[Data listing]

════════

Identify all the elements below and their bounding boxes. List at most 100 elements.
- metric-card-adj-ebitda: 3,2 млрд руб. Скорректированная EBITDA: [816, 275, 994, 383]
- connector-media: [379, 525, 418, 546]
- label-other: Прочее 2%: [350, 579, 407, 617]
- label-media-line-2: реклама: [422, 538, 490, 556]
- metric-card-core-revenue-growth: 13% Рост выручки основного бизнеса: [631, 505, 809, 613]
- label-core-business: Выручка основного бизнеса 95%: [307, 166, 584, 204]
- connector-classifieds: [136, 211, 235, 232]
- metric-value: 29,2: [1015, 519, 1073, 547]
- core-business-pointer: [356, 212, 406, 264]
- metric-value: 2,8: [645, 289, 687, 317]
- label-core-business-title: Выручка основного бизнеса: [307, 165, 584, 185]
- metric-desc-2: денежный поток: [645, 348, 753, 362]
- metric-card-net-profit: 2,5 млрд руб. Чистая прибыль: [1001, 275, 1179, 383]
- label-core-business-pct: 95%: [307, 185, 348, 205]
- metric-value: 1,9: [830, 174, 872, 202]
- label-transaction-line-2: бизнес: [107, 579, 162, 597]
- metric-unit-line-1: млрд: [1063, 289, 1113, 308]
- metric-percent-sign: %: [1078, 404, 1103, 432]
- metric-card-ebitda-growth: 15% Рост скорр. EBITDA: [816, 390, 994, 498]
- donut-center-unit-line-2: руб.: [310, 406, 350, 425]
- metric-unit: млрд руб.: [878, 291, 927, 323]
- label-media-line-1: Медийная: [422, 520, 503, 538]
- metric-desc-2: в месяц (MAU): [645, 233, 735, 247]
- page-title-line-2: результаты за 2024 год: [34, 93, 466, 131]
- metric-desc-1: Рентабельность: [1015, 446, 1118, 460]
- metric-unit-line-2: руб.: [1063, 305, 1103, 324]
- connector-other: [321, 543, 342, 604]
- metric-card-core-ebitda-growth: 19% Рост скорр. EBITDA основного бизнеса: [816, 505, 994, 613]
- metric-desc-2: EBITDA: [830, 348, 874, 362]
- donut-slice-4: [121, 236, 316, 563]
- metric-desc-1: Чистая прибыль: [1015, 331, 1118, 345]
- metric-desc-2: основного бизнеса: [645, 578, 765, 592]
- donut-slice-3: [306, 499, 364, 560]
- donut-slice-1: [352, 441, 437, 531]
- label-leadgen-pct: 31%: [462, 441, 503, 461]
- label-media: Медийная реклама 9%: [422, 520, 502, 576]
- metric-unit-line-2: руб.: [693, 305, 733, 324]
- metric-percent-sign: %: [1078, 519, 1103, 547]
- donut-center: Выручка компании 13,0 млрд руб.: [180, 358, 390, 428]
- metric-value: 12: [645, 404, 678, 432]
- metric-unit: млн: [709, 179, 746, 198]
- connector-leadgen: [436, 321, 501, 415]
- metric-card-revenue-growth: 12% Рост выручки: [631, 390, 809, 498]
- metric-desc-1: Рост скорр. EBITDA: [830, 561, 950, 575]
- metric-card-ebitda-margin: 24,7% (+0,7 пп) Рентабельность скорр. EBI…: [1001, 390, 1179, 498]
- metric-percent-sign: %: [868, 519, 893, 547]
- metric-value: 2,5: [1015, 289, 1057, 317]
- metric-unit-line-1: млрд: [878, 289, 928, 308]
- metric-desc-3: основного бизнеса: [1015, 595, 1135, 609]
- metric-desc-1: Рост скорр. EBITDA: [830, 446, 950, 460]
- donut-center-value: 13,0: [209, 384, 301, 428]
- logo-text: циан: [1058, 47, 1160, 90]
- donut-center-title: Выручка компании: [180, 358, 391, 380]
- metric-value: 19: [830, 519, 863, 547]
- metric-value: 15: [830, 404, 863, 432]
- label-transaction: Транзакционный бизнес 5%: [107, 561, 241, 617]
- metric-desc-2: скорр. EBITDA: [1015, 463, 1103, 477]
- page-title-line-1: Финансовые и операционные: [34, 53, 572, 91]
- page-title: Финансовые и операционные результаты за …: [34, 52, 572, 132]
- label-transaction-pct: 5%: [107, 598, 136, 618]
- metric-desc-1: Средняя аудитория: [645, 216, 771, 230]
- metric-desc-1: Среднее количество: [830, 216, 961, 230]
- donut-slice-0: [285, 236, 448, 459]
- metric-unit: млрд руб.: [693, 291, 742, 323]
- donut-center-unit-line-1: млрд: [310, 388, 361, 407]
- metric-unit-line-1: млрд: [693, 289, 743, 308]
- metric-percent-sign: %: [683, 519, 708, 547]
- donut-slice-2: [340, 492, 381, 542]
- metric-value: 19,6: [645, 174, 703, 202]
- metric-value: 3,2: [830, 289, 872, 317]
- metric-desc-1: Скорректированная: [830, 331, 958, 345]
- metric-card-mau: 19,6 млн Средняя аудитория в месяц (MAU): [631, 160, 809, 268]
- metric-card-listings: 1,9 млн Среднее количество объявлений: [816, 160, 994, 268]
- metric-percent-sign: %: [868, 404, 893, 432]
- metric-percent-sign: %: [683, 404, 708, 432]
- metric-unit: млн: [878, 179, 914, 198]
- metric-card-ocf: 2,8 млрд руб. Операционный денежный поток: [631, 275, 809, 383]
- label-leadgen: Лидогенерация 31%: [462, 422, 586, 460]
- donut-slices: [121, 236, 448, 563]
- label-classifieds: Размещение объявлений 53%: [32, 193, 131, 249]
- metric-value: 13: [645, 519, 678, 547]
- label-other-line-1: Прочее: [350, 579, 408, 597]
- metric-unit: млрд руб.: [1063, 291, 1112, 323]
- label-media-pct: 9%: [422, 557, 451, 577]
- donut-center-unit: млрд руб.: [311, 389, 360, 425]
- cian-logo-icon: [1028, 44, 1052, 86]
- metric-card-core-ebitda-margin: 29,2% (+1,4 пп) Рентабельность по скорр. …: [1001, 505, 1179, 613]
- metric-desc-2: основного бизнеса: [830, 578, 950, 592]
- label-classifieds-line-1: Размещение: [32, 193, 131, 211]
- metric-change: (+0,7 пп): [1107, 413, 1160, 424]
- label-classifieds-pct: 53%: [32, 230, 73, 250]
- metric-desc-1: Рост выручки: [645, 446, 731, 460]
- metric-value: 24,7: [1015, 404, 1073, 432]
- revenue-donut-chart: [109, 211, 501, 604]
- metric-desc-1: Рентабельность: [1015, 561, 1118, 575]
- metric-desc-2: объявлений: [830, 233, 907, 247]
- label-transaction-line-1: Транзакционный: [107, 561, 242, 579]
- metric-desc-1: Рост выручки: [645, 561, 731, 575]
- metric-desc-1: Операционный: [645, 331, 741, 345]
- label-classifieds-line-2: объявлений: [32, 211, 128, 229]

════════

» Task goal: Extract every row above that contains the word "результаты".

» Expected output:
- page-title-line-2: результаты за 2024 год: [34, 93, 466, 131]
- page-title: Финансовые и операционные результаты за …: [34, 52, 572, 132]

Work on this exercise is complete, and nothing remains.